- [WHAT THE TASK REQUIRES]:
Pull every line containing "τους" from the entries.

════════

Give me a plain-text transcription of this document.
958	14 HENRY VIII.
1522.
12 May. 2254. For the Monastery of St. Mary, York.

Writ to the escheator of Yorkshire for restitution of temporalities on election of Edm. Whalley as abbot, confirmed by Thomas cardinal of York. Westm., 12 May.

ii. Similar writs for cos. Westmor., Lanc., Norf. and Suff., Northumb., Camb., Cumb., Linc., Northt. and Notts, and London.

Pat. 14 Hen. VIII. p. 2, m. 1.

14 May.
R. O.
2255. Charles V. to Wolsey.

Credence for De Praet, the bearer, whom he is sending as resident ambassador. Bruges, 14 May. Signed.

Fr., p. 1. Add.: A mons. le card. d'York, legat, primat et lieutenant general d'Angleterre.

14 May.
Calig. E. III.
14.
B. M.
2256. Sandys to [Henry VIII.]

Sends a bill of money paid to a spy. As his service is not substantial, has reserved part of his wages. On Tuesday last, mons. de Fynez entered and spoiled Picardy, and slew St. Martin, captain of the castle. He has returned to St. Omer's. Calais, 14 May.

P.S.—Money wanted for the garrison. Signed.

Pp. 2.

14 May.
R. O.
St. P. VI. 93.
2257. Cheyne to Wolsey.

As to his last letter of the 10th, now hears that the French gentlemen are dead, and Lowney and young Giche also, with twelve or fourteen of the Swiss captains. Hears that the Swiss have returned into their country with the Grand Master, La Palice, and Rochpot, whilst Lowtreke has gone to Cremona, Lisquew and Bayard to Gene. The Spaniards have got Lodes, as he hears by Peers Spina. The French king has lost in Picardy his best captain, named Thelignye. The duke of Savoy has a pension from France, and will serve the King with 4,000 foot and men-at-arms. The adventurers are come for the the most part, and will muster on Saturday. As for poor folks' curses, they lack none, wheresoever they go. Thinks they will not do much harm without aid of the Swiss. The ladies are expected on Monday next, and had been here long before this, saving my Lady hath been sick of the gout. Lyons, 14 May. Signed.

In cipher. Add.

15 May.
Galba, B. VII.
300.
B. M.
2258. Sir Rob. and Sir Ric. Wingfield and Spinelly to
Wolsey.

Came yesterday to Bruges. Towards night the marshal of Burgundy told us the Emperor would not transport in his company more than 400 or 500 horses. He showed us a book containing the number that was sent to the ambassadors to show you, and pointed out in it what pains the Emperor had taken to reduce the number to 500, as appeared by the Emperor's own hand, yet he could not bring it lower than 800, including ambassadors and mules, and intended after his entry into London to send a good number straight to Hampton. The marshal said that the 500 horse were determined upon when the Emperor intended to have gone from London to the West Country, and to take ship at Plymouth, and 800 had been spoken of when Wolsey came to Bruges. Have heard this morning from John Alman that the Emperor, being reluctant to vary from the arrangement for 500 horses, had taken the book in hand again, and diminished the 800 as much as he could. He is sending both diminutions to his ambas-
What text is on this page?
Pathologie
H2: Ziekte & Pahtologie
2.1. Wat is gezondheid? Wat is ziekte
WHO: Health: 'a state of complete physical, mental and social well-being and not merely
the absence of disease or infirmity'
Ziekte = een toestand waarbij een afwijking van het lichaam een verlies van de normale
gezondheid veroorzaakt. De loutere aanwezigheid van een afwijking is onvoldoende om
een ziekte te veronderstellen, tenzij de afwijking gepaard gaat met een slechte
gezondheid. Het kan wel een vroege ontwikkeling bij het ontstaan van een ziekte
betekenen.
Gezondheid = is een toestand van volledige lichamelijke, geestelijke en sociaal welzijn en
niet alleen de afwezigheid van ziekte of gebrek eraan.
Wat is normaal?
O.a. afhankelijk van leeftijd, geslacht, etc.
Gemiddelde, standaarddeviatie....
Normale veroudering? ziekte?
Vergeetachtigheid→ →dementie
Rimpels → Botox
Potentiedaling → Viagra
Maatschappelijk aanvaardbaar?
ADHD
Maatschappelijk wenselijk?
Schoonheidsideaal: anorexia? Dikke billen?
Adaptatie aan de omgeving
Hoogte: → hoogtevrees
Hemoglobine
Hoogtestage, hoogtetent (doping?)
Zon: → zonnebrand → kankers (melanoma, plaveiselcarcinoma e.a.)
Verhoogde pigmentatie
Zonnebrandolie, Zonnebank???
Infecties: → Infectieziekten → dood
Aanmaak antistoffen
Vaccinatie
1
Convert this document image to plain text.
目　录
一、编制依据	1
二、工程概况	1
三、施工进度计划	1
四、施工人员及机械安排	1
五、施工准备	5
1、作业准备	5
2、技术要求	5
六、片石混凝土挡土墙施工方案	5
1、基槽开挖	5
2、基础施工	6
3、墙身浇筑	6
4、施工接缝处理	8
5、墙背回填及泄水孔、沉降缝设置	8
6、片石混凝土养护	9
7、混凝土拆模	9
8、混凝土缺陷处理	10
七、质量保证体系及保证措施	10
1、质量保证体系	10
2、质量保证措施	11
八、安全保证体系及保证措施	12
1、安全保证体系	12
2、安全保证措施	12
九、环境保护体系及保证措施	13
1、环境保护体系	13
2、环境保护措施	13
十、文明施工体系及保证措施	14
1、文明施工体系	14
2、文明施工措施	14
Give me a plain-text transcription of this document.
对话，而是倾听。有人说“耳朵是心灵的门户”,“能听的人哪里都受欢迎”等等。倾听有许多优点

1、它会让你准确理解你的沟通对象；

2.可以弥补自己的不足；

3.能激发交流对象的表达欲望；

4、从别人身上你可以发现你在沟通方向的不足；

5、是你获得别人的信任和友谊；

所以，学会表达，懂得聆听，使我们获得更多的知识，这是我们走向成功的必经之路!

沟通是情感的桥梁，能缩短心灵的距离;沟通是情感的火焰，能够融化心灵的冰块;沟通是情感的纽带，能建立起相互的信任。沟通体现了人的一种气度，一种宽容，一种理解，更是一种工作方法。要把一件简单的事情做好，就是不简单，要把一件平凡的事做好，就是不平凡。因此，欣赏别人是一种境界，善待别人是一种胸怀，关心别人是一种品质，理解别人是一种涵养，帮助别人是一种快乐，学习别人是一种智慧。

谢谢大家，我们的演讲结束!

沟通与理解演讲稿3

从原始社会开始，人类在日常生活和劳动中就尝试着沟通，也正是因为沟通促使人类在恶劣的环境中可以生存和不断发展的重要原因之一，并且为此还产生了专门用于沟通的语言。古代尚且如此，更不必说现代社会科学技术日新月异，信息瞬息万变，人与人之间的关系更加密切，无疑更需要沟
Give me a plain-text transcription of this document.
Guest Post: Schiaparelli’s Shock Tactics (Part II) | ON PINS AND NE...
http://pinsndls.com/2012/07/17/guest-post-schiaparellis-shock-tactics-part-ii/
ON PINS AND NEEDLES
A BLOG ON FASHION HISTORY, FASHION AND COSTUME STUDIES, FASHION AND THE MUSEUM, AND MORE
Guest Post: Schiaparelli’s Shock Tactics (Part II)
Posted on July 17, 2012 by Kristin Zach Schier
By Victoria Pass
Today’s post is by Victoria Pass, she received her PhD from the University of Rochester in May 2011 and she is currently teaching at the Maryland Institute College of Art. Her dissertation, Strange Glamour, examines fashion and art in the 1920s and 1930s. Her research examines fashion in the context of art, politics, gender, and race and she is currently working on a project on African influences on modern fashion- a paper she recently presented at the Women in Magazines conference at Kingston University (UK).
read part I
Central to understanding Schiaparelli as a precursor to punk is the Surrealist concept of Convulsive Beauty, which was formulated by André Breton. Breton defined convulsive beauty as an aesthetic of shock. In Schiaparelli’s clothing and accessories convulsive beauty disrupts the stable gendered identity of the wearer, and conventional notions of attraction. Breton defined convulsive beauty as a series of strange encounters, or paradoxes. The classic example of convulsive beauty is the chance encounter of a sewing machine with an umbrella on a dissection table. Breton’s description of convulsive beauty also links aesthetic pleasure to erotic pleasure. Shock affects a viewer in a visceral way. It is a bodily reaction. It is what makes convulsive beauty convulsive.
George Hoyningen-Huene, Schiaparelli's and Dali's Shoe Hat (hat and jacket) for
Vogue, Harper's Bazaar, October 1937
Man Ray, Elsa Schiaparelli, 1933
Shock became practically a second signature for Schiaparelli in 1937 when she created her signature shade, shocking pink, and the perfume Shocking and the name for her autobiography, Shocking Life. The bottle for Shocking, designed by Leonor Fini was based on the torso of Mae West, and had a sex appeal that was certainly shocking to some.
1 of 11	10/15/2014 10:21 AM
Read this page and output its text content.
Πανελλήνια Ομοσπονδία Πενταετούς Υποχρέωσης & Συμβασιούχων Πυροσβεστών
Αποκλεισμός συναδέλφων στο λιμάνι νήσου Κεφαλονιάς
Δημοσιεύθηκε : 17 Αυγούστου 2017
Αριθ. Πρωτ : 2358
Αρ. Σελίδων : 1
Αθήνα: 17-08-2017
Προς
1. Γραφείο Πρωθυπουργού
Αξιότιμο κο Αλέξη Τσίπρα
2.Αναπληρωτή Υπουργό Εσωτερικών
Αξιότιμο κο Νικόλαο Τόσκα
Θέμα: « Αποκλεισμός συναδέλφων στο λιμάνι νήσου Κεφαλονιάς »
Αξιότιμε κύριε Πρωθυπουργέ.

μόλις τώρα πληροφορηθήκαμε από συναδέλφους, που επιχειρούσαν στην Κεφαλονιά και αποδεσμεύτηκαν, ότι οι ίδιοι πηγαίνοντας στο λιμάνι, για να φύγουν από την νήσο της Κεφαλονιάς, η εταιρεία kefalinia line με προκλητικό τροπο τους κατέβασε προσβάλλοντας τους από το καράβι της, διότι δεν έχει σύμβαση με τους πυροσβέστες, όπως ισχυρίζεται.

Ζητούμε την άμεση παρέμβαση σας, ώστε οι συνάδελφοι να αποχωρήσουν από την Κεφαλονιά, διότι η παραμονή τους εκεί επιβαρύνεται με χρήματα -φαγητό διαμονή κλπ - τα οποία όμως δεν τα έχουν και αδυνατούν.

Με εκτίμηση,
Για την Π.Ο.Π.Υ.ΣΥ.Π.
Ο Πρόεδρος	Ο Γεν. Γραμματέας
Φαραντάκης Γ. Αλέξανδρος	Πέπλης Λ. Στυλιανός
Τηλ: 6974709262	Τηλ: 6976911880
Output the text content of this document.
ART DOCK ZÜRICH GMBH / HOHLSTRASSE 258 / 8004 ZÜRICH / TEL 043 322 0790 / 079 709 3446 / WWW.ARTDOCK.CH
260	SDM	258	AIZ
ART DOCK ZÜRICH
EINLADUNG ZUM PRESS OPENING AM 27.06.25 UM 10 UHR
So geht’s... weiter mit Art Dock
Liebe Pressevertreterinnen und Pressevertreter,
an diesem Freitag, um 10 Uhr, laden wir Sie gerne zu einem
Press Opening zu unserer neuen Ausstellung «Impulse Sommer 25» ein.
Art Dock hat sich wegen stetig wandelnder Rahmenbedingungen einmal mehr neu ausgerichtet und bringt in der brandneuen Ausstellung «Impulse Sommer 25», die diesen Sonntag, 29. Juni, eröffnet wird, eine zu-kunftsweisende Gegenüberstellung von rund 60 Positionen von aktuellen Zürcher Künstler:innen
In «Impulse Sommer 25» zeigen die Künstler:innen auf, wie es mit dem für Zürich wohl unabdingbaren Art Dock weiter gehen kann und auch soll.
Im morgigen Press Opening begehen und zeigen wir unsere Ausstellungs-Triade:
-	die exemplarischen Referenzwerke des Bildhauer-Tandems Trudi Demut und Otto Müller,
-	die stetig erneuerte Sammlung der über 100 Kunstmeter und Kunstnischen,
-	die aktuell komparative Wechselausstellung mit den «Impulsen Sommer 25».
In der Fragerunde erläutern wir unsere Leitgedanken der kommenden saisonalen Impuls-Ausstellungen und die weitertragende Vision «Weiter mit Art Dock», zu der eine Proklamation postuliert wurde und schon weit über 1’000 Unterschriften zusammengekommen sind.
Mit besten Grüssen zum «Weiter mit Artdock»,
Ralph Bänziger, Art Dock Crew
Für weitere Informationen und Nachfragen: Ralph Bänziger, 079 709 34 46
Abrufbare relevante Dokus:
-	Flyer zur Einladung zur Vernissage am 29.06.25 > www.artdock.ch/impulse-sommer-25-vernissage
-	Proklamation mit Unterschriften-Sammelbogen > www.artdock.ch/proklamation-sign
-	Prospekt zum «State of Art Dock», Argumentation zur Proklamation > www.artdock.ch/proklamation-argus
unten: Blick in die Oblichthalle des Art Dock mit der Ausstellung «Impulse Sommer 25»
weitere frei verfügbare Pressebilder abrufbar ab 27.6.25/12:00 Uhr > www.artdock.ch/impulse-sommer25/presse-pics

════════

- [RESULT OF THE EXERCISE]:
μόλις τώρα πληροφορηθήκαμε από συναδέλφους, που επιχειρούσαν στην Κεφαλονιά και αποδεσμεύτηκαν, ότι οι ίδιοι πηγαίνοντας στο λιμάνι, για να φύγουν από την νήσο της Κεφαλονιάς, η εταιρεία kefalinia line με προκλητικό τροπο τους κατέβασε προσβάλλοντας τους από το καράβι της, διότι δεν έχει σύμβαση με τους πυροσβέστες, όπως ισχυρίζεται.
Ζητούμε την άμεση παρέμβαση σας, ώστε οι συνάδελφοι να αποχωρήσουν από την Κεφαλονιά, διότι η παραμονή τους εκεί επιβαρύνεται με χρήματα -φαγητό διαμονή κλπ - τα οποία όμως δεν τα έχουν και αδυνατούν.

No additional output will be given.